Gather all lines in the entries that include the word "如果改变电源的正负极".

* * * * *

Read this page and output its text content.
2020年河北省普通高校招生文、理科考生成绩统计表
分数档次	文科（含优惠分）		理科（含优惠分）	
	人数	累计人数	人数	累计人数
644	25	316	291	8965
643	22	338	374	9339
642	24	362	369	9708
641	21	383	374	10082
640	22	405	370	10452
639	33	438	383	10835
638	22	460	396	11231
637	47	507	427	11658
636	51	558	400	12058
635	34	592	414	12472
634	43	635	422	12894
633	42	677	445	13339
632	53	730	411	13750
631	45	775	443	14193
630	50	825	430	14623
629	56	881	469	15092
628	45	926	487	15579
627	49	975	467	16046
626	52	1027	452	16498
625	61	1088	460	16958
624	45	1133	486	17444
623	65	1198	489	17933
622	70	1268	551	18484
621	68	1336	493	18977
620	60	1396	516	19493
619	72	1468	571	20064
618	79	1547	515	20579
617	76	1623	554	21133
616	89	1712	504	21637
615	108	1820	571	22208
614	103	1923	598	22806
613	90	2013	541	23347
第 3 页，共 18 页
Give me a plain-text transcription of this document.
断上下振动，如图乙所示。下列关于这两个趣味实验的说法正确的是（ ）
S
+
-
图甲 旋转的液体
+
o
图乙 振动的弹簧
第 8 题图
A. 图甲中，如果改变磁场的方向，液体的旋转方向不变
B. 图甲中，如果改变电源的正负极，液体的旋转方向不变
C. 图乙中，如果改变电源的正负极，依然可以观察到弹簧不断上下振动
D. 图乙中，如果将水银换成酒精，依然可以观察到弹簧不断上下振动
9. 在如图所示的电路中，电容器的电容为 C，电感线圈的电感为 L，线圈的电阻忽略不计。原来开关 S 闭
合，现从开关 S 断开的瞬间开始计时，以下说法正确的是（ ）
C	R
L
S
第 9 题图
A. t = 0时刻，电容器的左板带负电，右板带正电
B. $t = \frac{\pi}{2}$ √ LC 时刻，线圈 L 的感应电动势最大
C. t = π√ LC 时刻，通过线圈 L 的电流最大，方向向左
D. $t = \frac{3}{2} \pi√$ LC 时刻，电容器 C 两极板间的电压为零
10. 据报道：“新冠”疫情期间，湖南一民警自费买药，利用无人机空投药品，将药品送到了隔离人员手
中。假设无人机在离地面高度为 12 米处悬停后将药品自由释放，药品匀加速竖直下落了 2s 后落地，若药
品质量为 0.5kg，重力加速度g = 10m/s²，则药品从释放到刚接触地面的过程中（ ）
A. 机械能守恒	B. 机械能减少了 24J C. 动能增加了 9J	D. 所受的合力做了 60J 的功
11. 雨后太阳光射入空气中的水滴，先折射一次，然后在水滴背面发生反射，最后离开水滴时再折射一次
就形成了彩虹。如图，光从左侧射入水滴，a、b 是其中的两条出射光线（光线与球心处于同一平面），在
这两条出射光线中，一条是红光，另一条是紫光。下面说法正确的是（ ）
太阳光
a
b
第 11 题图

* * * * *

◆ **Result of this exercise**
B. 图甲中，如果改变电源的正负极，液体的旋转方向不变
C. 图乙中，如果改变电源的正负极，依然可以观察到弹簧不断上下振动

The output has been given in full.